*Description of the task*:
Output the data that follows exactly, line for line.

*Available data*:
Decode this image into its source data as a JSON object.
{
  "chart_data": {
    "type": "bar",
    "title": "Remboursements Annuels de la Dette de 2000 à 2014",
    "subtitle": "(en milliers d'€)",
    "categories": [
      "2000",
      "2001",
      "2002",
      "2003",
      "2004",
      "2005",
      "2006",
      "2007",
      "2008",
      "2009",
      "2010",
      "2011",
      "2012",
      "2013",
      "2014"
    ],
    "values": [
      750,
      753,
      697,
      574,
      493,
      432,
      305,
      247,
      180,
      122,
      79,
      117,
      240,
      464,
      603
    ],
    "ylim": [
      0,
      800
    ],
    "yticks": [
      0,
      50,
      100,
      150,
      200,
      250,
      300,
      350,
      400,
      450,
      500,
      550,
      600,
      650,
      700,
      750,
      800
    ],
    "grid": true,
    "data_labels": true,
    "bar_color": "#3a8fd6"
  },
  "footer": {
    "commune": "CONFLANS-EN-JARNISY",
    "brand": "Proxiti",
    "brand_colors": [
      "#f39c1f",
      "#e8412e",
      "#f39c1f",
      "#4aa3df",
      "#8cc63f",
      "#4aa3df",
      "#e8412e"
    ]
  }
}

*Written reply*:
Decode this image into its source data as a JSON object.
{
  "chart_data": {
    "type": "bar",
    "title": "Remboursements Annuels de la Dette de 2000 à 2014",
    "subtitle": "(en milliers d'€)",
    "categories": [
      "2000",
      "2001",
      "2002",
      "2003",
      "2004",
      "2005",
      "2006",
      "2007",
      "2008",
      "2009",
      "2010",
      "2011",
      "2012",
      "2013",
      "2014"
    ],
    "values": [
      750,
      753,
      697,
      574,
      493,
      432,
      305,
      247,
      180,
      122,
      79,
      117,
      240,
      464,
      603
    ],
    "ylim": [
      0,
      800
    ],
    "yticks": [
      0,
      50,
      100,
      150,
      200,
      250,
      300,
      350,
      400,
      450,
      500,
      550,
      600,
      650,
      700,
      750,
      800
    ],
    "grid": true,
    "data_labels": true,
    "bar_color": "#3a8fd6"
  },
  "footer": {
    "commune": "CONFLANS-EN-JARNISY",
    "brand": "Proxiti",
    "brand_colors": [
      "#f39c1f",
      "#e8412e",
      "#f39c1f",
      "#4aa3df",
      "#8cc63f",
      "#4aa3df",
      "#e8412e"
    ]
  }
}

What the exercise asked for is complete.